## Exercise brief
Count every line that has the word "Angeles". Give the number, without anything more.

(Data items)
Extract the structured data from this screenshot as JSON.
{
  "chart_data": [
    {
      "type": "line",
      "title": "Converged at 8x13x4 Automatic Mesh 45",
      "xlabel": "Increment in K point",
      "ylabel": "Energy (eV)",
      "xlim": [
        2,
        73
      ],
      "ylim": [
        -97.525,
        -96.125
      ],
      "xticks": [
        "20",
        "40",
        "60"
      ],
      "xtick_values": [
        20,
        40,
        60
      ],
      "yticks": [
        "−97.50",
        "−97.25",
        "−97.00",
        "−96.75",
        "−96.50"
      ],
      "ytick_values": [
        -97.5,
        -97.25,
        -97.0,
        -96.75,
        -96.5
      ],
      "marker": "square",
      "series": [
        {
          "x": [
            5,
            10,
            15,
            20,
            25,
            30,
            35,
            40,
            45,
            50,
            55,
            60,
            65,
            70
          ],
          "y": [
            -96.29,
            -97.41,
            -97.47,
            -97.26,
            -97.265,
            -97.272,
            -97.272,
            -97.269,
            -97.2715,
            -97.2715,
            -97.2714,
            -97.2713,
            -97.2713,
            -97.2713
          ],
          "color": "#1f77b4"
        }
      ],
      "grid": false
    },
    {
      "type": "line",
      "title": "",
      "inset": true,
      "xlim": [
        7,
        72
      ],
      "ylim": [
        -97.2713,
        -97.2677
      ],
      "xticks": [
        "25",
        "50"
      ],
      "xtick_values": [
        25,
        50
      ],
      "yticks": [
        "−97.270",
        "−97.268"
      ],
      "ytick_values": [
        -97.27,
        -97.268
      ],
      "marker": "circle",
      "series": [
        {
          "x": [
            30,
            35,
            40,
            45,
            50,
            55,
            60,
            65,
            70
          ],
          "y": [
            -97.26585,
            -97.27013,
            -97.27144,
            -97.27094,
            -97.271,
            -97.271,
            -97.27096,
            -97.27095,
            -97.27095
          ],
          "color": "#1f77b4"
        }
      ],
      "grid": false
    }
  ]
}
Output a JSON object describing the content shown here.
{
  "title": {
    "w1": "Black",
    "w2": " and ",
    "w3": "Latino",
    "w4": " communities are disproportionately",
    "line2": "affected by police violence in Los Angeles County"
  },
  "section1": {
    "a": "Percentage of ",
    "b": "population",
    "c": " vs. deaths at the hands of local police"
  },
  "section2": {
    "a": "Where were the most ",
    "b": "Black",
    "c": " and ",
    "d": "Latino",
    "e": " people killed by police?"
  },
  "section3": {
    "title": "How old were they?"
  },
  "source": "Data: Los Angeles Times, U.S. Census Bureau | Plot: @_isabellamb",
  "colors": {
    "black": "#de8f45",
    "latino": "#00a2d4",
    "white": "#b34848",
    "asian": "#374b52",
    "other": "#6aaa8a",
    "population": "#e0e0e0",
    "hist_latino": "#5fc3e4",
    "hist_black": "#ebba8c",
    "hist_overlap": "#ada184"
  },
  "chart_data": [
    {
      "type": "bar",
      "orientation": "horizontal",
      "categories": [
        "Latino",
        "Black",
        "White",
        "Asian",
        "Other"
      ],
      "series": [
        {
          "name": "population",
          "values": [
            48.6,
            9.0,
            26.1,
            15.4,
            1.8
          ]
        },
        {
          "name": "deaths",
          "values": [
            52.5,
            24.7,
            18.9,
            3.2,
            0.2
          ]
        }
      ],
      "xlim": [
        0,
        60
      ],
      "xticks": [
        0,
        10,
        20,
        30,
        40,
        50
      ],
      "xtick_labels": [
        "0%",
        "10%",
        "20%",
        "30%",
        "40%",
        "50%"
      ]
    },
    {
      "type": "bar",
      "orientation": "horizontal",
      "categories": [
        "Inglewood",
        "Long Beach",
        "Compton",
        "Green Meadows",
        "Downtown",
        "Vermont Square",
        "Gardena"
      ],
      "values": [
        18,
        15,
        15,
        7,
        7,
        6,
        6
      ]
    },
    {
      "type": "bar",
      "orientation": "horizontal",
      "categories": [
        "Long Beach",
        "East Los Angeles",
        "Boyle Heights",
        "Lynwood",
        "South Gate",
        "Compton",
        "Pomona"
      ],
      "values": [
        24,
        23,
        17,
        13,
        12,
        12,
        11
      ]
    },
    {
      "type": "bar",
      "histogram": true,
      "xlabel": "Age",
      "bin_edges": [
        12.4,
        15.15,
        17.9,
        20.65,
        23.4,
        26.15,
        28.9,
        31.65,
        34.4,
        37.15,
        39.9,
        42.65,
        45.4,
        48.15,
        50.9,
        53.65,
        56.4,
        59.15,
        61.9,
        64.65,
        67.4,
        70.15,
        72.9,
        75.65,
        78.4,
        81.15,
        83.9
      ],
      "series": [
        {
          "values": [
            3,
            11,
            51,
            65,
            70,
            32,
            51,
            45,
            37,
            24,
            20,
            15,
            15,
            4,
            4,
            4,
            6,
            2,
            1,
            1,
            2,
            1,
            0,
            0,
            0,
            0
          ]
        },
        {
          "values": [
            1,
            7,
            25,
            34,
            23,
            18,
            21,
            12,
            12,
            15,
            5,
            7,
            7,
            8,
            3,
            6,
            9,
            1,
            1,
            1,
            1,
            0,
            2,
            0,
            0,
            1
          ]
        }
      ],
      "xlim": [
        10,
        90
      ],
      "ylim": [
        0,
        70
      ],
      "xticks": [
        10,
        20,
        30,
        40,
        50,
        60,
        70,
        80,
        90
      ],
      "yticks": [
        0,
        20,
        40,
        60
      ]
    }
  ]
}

## Exercise response
3